Instruction
Using the listing below, select the lines with the word "трудоустройства" and copy them.

Material provided
## Begin
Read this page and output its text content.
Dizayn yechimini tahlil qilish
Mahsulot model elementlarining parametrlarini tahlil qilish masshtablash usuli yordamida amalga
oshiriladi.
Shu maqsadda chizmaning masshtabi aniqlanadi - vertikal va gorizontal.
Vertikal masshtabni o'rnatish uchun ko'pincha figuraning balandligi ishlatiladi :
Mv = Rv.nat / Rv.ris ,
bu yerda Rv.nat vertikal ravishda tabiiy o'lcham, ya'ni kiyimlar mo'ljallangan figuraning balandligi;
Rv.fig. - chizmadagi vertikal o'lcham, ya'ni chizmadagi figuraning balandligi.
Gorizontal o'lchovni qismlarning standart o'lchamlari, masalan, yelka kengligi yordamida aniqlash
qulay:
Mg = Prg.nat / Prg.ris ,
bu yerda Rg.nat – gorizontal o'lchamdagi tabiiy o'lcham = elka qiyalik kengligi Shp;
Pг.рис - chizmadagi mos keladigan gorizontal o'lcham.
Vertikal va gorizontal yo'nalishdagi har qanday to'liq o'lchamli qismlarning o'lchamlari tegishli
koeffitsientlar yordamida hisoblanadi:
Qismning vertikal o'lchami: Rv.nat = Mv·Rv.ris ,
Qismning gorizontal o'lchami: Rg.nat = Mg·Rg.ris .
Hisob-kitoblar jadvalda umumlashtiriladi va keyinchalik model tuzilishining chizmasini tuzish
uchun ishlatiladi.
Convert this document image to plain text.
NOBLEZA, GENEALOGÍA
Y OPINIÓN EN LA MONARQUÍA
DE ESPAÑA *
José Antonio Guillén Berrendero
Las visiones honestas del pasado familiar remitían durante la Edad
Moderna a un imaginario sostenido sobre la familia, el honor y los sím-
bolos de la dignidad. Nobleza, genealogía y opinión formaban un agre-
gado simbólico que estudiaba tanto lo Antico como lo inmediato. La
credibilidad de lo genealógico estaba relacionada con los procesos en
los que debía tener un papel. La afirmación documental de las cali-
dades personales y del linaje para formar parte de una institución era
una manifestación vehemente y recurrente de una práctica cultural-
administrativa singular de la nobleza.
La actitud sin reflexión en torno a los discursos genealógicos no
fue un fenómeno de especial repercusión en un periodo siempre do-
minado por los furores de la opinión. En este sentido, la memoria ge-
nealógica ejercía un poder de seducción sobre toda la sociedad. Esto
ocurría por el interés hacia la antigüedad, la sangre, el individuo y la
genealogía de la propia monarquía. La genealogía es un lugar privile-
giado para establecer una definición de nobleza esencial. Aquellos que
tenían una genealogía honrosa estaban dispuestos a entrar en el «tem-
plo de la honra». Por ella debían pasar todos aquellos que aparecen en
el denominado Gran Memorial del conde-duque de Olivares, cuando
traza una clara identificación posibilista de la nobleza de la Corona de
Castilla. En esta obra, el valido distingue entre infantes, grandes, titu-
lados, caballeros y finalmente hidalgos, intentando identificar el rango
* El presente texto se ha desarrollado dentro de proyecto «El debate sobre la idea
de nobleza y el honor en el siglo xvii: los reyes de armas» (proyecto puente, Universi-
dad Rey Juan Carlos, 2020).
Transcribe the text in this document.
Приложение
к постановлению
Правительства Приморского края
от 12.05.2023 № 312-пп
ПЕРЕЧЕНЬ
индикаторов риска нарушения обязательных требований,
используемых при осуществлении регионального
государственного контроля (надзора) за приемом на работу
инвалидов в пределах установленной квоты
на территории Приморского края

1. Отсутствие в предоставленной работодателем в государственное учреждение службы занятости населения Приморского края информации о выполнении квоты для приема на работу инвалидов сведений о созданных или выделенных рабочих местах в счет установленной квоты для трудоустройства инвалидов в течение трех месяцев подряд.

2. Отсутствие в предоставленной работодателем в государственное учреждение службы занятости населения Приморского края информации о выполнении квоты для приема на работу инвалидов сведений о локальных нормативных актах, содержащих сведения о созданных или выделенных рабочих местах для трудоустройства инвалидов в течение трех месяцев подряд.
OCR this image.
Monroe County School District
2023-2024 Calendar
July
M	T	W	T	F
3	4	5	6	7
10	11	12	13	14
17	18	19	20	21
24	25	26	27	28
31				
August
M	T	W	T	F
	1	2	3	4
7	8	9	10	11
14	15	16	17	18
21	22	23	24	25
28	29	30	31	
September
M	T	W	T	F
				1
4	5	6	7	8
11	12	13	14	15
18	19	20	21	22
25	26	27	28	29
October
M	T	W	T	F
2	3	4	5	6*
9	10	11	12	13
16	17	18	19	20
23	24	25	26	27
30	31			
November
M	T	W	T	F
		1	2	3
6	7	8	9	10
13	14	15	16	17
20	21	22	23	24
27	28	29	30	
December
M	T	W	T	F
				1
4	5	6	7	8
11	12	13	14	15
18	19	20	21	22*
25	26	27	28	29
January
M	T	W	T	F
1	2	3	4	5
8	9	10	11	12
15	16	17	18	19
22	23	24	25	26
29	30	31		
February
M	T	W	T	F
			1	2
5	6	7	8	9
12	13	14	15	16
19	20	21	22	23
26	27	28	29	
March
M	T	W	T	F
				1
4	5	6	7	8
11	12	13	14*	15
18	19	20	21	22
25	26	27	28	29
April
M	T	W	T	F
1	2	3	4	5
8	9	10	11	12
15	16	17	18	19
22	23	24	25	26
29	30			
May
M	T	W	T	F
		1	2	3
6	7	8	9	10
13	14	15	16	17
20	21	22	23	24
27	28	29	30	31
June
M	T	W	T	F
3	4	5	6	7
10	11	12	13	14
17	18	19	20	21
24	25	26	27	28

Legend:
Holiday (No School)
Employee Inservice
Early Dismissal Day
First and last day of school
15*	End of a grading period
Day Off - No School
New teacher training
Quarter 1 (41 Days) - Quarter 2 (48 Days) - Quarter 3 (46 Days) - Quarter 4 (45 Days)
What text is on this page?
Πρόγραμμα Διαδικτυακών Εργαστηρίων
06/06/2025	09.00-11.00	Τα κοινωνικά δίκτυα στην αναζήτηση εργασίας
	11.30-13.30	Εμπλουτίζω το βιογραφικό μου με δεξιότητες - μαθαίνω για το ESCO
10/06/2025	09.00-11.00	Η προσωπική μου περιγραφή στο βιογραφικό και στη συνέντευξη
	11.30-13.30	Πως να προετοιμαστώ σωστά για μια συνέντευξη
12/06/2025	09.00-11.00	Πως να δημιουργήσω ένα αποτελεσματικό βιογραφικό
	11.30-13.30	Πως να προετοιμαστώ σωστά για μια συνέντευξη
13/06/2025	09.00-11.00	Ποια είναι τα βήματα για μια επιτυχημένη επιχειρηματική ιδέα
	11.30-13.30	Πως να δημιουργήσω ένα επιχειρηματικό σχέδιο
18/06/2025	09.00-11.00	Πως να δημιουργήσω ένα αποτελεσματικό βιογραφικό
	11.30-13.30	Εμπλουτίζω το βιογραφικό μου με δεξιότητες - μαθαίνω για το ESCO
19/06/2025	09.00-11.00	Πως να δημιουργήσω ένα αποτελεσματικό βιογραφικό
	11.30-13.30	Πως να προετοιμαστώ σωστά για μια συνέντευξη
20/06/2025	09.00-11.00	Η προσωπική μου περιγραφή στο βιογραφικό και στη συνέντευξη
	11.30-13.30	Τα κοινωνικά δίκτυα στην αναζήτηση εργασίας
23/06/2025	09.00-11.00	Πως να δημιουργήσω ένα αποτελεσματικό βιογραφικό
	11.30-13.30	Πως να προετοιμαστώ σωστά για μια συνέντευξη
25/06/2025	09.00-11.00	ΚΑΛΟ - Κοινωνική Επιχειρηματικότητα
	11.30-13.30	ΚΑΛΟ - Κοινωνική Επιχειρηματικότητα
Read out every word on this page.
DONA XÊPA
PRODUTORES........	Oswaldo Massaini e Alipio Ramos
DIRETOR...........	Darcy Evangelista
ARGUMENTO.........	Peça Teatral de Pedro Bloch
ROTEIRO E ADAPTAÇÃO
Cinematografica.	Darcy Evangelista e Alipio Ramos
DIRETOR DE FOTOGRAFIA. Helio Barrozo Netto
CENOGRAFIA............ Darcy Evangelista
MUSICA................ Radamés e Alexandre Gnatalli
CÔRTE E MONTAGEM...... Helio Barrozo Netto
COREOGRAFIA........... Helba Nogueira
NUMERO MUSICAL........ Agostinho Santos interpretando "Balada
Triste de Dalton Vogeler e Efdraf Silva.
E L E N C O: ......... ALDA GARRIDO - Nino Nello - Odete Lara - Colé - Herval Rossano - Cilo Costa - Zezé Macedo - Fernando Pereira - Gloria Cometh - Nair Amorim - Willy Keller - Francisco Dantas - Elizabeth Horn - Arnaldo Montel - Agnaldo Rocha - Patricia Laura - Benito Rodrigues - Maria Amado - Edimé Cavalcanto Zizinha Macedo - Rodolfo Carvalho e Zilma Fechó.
## End
Reply to the task
1. Отсутствие в предоставленной работодателем в государственное учреждение службы занятости населения Приморского края информации о выполнении квоты для приема на работу инвалидов сведений о созданных или выделенных рабочих местах в счет установленной квоты для трудоустройства инвалидов в течение трех месяцев подряд.
2. Отсутствие в предоставленной работодателем в государственное учреждение службы занятости населения Приморского края информации о выполнении квоты для приема на работу инвалидов сведений о локальных нормативных актах, содержащих сведения о созданных или выделенных рабочих местах для трудоустройства инвалидов в течение трех месяцев подряд.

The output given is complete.